>> Begin Record set

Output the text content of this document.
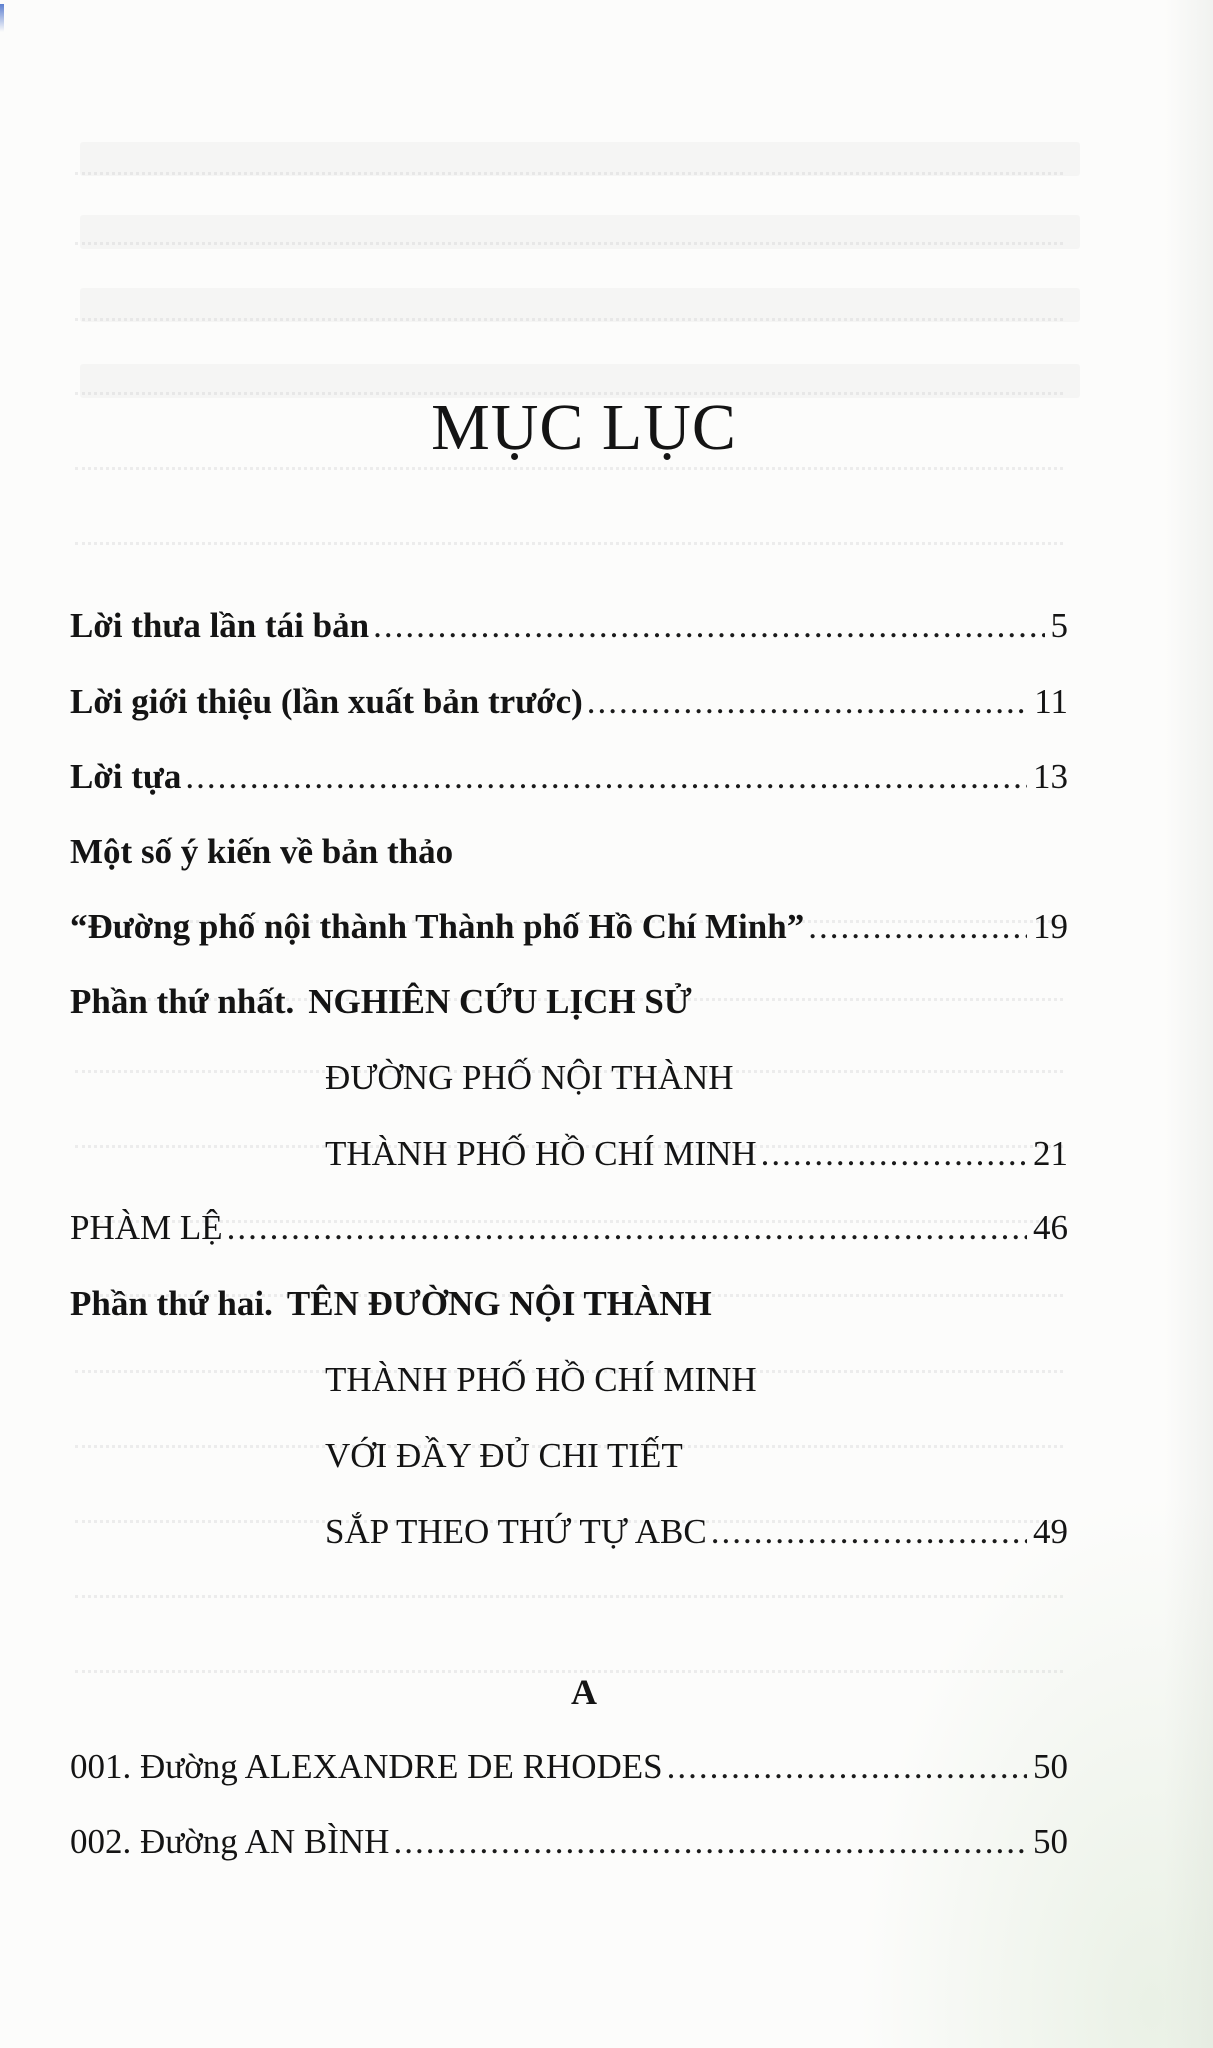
MỤC LỤC
Lời thưa lần tái bản .....	5
Lời giới thiệu (lần xuất bản trước) .....	11
Lời tựa .....	13
Một số ý kiến về bản thảo
“Đường phố nội thành Thành phố Hồ Chí Minh” .....	19
Phần thứ nhất. NGHIÊN CỨU LỊCH SỬ
ĐƯỜNG PHỐ NỘI THÀNH
THÀNH PHỐ HỒ CHÍ MINH .....	21
PHÀM LỆ .....	46
Phần thứ hai. TÊN ĐƯỜNG NỘI THÀNH
THÀNH PHỐ HỒ CHÍ MINH
VỚI ĐẦY ĐỦ CHI TIẾT
SẮP THEO THỨ TỰ ABC .....	49
A
001. Đường ALEXANDRE DE RHODES .....	50
002. Đường AN BÌNH .....	50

>> End Record set

Aim of the task: Return only those lines of the records that contain the string "Phần".

Final result:
Phần thứ nhất. NGHIÊN CỨU LỊCH SỬ
Phần thứ hai. TÊN ĐƯỜNG NỘI THÀNH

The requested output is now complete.